Saved entries:
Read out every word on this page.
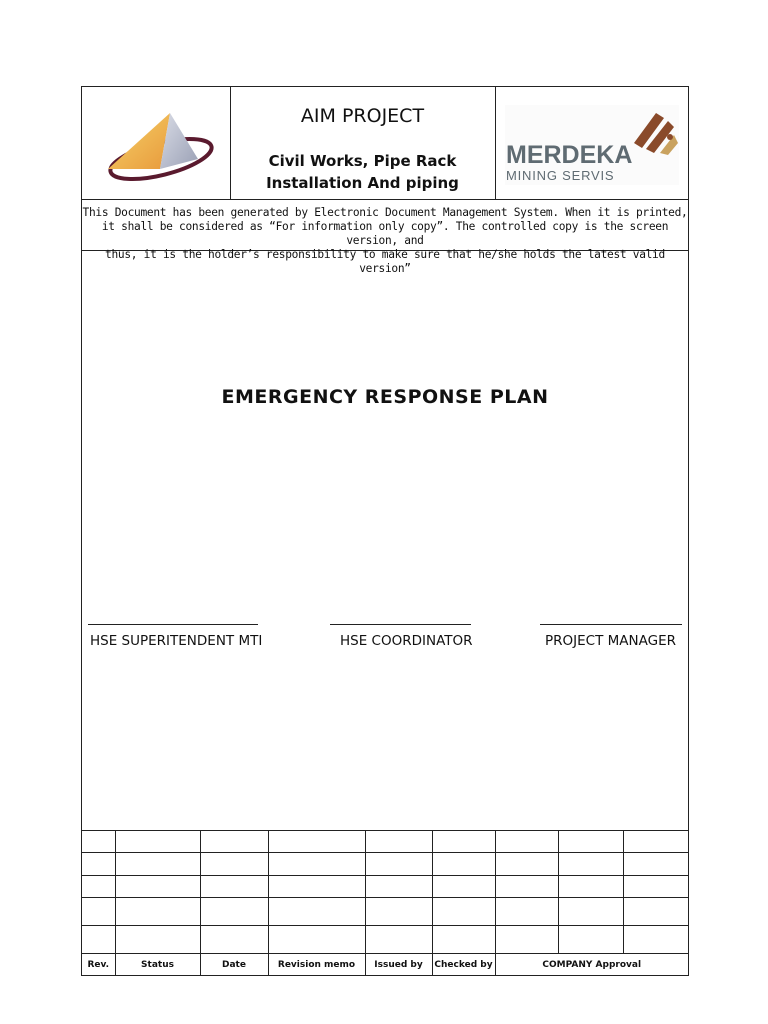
AIM PROJECT
Civil Works, Pipe Rack
Installation And piping
MERDEKA
MINING SERVIS
This Document has been generated by Electronic Document Management System. When it is printed,
it shall be considered as “For information only copy”. The controlled copy is the screen version, and
thus, it is the holder’s responsibility to make sure that he/she holds the latest valid version”
EMERGENCY RESPONSE PLAN
HSE SUPERITENDENT MTI	HSE COORDINATOR	PROJECT MANAGER

Rev.	Status	Date	Revision memo	Issued by	Checked by	COMPANY Approval		
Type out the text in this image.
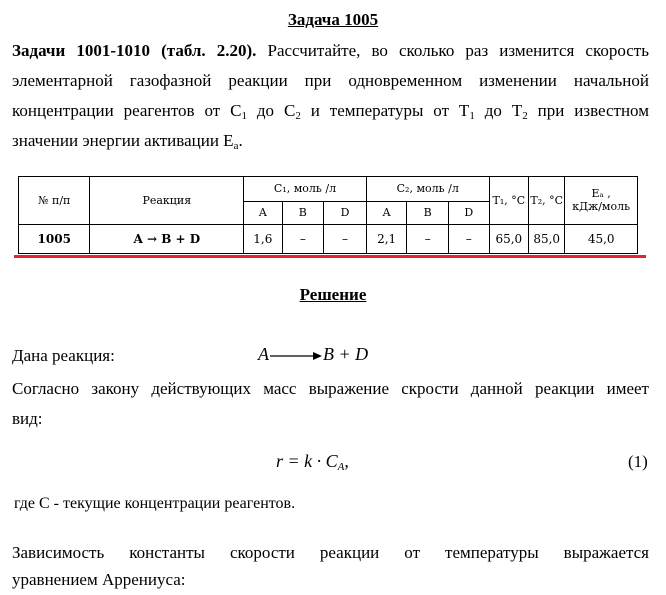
Задача 1005
Задачи 1001-1010 (табл. 2.20). Рассчитайте, во сколько раз изменится скорость
элементарной газофазной реакции при одновременном изменении начальной
концентрации реагентов от $C_1$ до $C_2$ и температуры от $T_1$ до $T_2$ при известном
значении энергии активации $E_a$.
№ п/п	Реакция	C₁, моль /л			C₂, моль /л			T₁, °C	T₂, °C	Eₐ ,
кДж/моль

		A	B	D	A	B	D			
1005	A → B + D	1,6	–	–	2,1	–	–	65,0	85,0	45,0
Решение
Дана реакция:	A	B + D
Согласно закону действующих масс выражение скрости данной реакции имеет
вид:
$r = k \cdot C_A$,	(1)
где C - текущие концентрации реагентов.
Зависимость константы скорости реакции от температуры выражается
уравнением Аррениуса:
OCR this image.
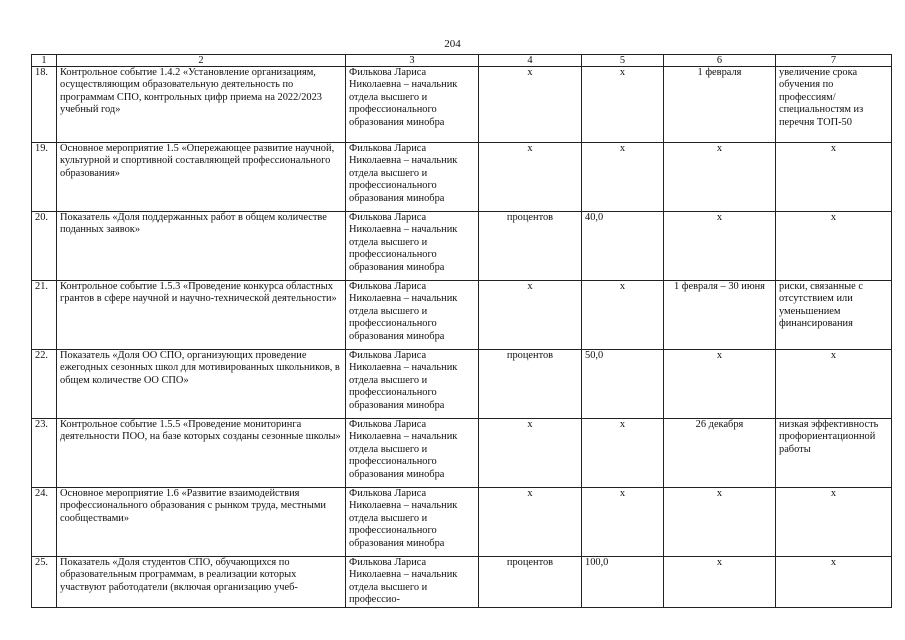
204
1	2	3	4	5	6	7
18.	Контрольное событие 1.4.2 «Установление организациям, осуществляющим образовательную деятельность по программам СПО, контрольных цифр приема на 2022/2023 учебный год»	Филькова Лариса Николаевна – начальник отдела высшего и профессионального образования минобра	х	х	1 февраля	увеличение срока обучения по профессиям/специальностям из перечня ТОП-50
19.	Основное мероприятие 1.5 «Опережающее развитие научной, культурной и спортивной составляющей профессионального образования»	Филькова Лариса Николаевна – начальник отдела высшего и профессионального образования минобра	х	х	х	х
20.	Показатель «Доля поддержанных работ в общем количестве поданных заявок»	Филькова Лариса Николаевна – начальник отдела высшего и профессионального образования минобра	процентов	40,0	х	х
21.	Контрольное событие 1.5.3 «Проведение конкурса областных грантов в сфере научной и научно-технической деятельности»	Филькова Лариса Николаевна – начальник отдела высшего и профессионального образования минобра	х	х	1 февраля – 30 июня	риски, связанные с отсутствием или уменьшением финансирования
22.	Показатель «Доля ОО СПО, организующих проведение ежегодных сезонных школ для мотивированных школьников, в общем количестве ОО СПО»	Филькова Лариса Николаевна – начальник отдела высшего и профессионального образования минобра	процентов	50,0	х	х
23.	Контрольное событие 1.5.5 «Проведение мониторинга деятельности ПОО, на базе которых созданы сезонные школы»	Филькова Лариса Николаевна – начальник отдела высшего и профессионального образования минобра	х	х	26 декабря	низкая эффективность профориентационной работы
24.	Основное мероприятие 1.6 «Развитие взаимодействия профессионального образования с рынком труда, местными сообществами»	Филькова Лариса Николаевна – начальник отдела высшего и профессионального образования минобра	х	х	х	х
25.	Показатель «Доля студентов СПО, обучающихся по образовательным программам, в реализации которых участвуют работодатели (включая организацию учеб-	Филькова Лариса Николаевна – начальник отдела высшего и профессио-	процентов	100,0	х	х
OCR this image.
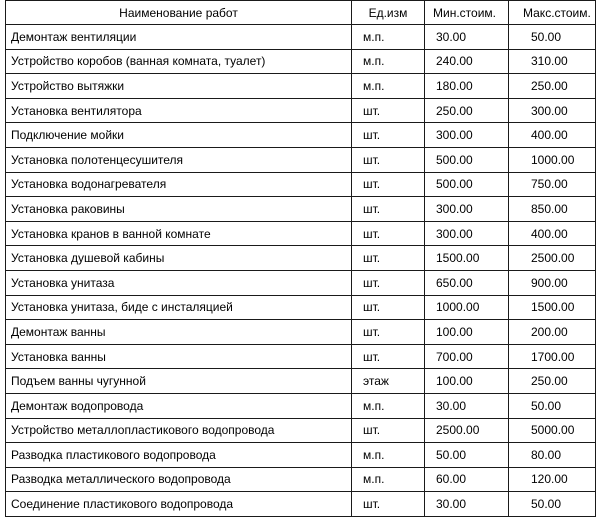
Наименование работ	Ед.изм	Мин.стоим.	Макс.стоим.
Демонтаж вентиляции	м.п.	30.00	50.00
Устройство коробов (ванная комната, туалет)	м.п.	240.00	310.00
Устройство вытяжки	м.п.	180.00	250.00
Установка вентилятора	шт.	250.00	300.00
Подключение мойки	шт.	300.00	400.00
Установка полотенцесушителя	шт.	500.00	1000.00
Установка водонагревателя	шт.	500.00	750.00
Установка раковины	шт.	300.00	850.00
Установка кранов в ванной комнате	шт.	300.00	400.00
Установка душевой кабины	шт.	1500.00	2500.00
Установка унитаза	шт.	650.00	900.00
Установка унитаза, биде с инсталяцией	шт.	1000.00	1500.00
Демонтаж ванны	шт.	100.00	200.00
Установка ванны	шт.	700.00	1700.00
Подъем ванны чугунной	этаж	100.00	250.00
Демонтаж водопровода	м.п.	30.00	50.00
Устройство металлопластикового водопровода	шт.	2500.00	5000.00
Разводка пластикового водопровода	м.п.	50.00	80.00
Разводка металлического водопровода	м.п.	60.00	120.00
Соединение пластикового водопровода	шт.	30.00	50.00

Work to be completed
Without the pictures, transcribe the listing above exactly.

Result of the task
Read out every word on this page.
AIM PROJECT
Civil Works, Pipe Rack
Installation And piping
MERDEKA
MINING SERVIS
This Document has been generated by Electronic Document Management System. When it is printed,
it shall be considered as “For information only copy”. The controlled copy is the screen version, and
thus, it is the holder’s responsibility to make sure that he/she holds the latest valid version”
EMERGENCY RESPONSE PLAN
HSE SUPERITENDENT MTI	HSE COORDINATOR	PROJECT MANAGER

Rev.	Status	Date	Revision memo	Issued by	Checked by	COMPANY Approval		
Type out the text in this image.
Задача 1005
Задачи 1001-1010 (табл. 2.20). Рассчитайте, во сколько раз изменится скорость
элементарной газофазной реакции при одновременном изменении начальной
концентрации реагентов от $C_1$ до $C_2$ и температуры от $T_1$ до $T_2$ при известном
значении энергии активации $E_a$.
№ п/п	Реакция	C₁, моль /л			C₂, моль /л			T₁, °C	T₂, °C	Eₐ ,
кДж/моль

		A	B	D	A	B	D			
1005	A → B + D	1,6	–	–	2,1	–	–	65,0	85,0	45,0
Решение
Дана реакция:	A	B + D
Согласно закону действующих масс выражение скрости данной реакции имеет
вид:
$r = k \cdot C_A$,	(1)
где C - текущие концентрации реагентов.
Зависимость константы скорости реакции от температуры выражается
уравнением Аррениуса:
OCR this image.
204
1	2	3	4	5	6	7
18.	Контрольное событие 1.4.2 «Установление организациям, осуществляющим образовательную деятельность по программам СПО, контрольных цифр приема на 2022/2023 учебный год»	Филькова Лариса Николаевна – начальник отдела высшего и профессионального образования минобра	х	х	1 февраля	увеличение срока обучения по профессиям/специальностям из перечня ТОП-50
19.	Основное мероприятие 1.5 «Опережающее развитие научной, культурной и спортивной составляющей профессионального образования»	Филькова Лариса Николаевна – начальник отдела высшего и профессионального образования минобра	х	х	х	х
20.	Показатель «Доля поддержанных работ в общем количестве поданных заявок»	Филькова Лариса Николаевна – начальник отдела высшего и профессионального образования минобра	процентов	40,0	х	х
21.	Контрольное событие 1.5.3 «Проведение конкурса областных грантов в сфере научной и научно-технической деятельности»	Филькова Лариса Николаевна – начальник отдела высшего и профессионального образования минобра	х	х	1 февраля – 30 июня	риски, связанные с отсутствием или уменьшением финансирования
22.	Показатель «Доля ОО СПО, организующих проведение ежегодных сезонных школ для мотивированных школьников, в общем количестве ОО СПО»	Филькова Лариса Николаевна – начальник отдела высшего и профессионального образования минобра	процентов	50,0	х	х
23.	Контрольное событие 1.5.5 «Проведение мониторинга деятельности ПОО, на базе которых созданы сезонные школы»	Филькова Лариса Николаевна – начальник отдела высшего и профессионального образования минобра	х	х	26 декабря	низкая эффективность профориентационной работы
24.	Основное мероприятие 1.6 «Развитие взаимодействия профессионального образования с рынком труда, местными сообществами»	Филькова Лариса Николаевна – начальник отдела высшего и профессионального образования минобра	х	х	х	х
25.	Показатель «Доля студентов СПО, обучающихся по образовательным программам, в реализации которых участвуют работодатели (включая организацию учеб-	Филькова Лариса Николаевна – начальник отдела высшего и профессио-	процентов	100,0	х	х
OCR this image.
Наименование работ	Ед.изм	Мин.стоим.	Макс.стоим.
Демонтаж вентиляции	м.п.	30.00	50.00
Устройство коробов (ванная комната, туалет)	м.п.	240.00	310.00
Устройство вытяжки	м.п.	180.00	250.00
Установка вентилятора	шт.	250.00	300.00
Подключение мойки	шт.	300.00	400.00
Установка полотенцесушителя	шт.	500.00	1000.00
Установка водонагревателя	шт.	500.00	750.00
Установка раковины	шт.	300.00	850.00
Установка кранов в ванной комнате	шт.	300.00	400.00
Установка душевой кабины	шт.	1500.00	2500.00
Установка унитаза	шт.	650.00	900.00
Установка унитаза, биде с инсталяцией	шт.	1000.00	1500.00
Демонтаж ванны	шт.	100.00	200.00
Установка ванны	шт.	700.00	1700.00
Подъем ванны чугунной	этаж	100.00	250.00
Демонтаж водопровода	м.п.	30.00	50.00
Устройство металлопластикового водопровода	шт.	2500.00	5000.00
Разводка пластикового водопровода	м.п.	50.00	80.00
Разводка металлического водопровода	м.п.	60.00	120.00
Соединение пластикового водопровода	шт.	30.00	50.00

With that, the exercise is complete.